[START OF Dataset rows]

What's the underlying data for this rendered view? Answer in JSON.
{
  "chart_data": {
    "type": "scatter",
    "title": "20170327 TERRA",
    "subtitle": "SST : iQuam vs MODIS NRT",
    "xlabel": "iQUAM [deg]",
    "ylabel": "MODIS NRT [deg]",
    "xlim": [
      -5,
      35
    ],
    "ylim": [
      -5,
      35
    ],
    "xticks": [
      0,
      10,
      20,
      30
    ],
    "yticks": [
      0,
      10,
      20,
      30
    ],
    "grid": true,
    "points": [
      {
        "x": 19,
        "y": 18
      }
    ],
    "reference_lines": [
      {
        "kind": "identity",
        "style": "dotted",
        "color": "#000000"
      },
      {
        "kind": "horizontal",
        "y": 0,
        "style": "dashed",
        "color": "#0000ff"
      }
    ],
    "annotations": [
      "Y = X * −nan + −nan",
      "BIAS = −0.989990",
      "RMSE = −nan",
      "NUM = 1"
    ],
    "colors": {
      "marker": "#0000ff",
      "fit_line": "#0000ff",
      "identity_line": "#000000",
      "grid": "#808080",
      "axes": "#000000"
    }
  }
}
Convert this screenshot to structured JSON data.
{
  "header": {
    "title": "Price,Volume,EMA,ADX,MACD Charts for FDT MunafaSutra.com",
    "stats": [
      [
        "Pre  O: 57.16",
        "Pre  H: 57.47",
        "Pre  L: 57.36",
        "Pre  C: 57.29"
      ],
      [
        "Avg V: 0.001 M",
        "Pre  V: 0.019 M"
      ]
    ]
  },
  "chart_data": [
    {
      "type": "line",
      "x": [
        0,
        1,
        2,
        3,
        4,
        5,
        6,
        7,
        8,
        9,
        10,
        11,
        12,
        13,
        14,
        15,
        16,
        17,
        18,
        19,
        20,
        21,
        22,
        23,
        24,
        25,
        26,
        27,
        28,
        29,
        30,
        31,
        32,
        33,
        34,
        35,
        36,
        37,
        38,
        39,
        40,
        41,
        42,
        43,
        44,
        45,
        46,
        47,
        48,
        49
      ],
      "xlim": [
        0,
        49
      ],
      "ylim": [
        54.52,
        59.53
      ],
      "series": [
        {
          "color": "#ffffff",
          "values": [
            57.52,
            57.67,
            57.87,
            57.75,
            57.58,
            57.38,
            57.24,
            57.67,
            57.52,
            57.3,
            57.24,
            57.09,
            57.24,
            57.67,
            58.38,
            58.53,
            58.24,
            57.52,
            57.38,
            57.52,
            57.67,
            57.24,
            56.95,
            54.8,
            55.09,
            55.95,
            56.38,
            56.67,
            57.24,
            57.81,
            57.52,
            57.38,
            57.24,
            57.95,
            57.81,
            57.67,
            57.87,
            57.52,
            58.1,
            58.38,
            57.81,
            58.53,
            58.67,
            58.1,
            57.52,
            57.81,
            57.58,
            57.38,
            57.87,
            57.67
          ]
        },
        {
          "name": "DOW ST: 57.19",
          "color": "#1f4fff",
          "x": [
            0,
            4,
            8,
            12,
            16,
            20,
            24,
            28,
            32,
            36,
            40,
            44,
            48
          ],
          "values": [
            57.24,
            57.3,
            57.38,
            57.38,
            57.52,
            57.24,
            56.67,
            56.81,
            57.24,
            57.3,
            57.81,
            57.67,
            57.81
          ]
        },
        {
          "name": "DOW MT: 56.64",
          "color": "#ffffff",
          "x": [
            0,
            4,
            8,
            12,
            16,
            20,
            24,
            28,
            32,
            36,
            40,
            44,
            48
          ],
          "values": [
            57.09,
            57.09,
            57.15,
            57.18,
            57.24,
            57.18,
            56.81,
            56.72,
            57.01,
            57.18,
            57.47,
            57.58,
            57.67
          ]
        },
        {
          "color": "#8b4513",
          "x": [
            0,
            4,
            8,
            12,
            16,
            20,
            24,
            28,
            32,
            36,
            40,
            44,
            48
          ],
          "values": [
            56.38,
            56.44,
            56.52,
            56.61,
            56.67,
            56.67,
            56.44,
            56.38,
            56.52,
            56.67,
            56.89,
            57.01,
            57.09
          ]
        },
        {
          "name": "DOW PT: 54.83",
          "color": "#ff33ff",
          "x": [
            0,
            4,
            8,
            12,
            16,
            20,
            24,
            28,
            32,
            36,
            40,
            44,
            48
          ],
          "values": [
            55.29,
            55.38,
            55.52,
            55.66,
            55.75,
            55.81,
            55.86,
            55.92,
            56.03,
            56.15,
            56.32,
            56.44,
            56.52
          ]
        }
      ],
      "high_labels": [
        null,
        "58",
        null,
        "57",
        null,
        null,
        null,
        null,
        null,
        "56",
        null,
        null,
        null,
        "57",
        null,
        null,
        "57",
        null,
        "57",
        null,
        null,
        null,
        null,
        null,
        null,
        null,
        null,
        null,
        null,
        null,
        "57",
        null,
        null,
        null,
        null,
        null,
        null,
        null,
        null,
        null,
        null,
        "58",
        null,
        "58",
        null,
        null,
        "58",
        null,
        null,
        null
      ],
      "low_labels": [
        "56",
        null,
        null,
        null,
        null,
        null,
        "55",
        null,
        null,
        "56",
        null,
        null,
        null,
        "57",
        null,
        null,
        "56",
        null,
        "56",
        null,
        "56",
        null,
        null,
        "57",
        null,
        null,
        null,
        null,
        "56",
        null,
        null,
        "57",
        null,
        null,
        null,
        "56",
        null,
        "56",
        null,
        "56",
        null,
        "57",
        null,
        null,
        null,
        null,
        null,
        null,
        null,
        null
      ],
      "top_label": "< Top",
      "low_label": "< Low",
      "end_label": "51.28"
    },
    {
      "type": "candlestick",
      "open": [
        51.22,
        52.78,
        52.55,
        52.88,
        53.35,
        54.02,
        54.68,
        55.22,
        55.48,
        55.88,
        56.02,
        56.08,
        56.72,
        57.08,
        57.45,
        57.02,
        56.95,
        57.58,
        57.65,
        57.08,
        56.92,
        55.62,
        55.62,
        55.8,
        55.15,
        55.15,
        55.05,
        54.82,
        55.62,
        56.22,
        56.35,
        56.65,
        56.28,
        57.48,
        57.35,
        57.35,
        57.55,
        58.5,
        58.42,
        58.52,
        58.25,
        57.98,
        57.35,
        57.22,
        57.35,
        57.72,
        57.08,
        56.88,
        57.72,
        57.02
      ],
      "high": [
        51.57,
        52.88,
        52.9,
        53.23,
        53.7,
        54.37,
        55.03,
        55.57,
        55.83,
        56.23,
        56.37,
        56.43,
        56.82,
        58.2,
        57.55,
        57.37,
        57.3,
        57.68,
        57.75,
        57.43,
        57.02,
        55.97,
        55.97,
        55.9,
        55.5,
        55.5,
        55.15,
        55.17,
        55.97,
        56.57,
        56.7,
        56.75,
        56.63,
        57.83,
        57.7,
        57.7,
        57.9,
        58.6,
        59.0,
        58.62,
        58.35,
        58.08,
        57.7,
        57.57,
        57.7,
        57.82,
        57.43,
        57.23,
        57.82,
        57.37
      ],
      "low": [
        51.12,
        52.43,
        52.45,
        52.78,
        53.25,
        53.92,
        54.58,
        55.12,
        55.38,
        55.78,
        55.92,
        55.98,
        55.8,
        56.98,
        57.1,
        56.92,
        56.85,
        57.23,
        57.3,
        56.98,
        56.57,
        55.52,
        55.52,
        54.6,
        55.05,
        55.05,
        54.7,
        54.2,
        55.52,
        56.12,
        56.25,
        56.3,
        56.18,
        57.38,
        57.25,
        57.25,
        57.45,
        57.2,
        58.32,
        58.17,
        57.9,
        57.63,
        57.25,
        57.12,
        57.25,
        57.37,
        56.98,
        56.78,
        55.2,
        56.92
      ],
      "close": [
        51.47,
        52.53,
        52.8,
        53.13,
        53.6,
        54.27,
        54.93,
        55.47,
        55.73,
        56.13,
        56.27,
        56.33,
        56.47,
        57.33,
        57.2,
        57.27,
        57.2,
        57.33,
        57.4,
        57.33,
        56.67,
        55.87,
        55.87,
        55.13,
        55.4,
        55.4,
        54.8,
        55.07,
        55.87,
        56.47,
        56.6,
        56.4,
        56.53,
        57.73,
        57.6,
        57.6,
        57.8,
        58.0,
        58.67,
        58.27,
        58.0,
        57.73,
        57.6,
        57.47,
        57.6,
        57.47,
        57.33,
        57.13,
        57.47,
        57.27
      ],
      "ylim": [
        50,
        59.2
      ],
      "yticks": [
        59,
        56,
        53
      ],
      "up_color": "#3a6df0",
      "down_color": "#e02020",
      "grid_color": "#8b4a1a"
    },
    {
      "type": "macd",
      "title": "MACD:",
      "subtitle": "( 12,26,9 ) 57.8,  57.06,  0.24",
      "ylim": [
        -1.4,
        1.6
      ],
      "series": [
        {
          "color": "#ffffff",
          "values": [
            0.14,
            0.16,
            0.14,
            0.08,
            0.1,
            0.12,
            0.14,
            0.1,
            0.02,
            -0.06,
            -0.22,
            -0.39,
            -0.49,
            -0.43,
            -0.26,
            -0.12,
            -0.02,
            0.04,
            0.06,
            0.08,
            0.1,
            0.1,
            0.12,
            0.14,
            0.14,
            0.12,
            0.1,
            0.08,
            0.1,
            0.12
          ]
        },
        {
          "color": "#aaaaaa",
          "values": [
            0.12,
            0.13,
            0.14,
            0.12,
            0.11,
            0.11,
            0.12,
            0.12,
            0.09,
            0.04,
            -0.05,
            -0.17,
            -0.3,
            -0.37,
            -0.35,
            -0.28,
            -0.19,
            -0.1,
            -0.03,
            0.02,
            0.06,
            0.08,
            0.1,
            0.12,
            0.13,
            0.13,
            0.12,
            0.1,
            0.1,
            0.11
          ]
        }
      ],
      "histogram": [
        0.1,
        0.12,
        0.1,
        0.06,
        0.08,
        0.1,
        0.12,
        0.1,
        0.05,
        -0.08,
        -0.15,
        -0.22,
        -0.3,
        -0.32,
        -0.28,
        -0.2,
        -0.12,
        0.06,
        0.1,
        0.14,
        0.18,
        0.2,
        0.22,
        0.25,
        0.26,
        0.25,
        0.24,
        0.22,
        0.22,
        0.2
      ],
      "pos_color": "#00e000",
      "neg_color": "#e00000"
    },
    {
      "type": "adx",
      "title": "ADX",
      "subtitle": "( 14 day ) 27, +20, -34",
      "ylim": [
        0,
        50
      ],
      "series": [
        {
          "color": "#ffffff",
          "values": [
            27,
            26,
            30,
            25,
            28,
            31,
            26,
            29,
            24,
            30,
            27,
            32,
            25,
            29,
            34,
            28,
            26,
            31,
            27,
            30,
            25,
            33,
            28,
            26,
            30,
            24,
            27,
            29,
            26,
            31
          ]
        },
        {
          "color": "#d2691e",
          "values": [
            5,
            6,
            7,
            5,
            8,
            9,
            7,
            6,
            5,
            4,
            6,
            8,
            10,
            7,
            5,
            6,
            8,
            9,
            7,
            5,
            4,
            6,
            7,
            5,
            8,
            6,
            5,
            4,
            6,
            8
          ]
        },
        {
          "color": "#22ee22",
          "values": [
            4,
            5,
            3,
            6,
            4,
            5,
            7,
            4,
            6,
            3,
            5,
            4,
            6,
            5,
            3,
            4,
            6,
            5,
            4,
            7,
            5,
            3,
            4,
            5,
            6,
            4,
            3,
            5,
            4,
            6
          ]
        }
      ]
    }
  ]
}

[END OF Dataset rows]

Check each line above for the word "subtitle" and copy the ones that have it.

▶ **Task result**
    "subtitle": "SST : iQuam vs MODIS NRT",
      "subtitle": "( 12,26,9 ) 57.8,  57.06,  0.24",
      "subtitle": "( 14 day ) 27, +20, -34",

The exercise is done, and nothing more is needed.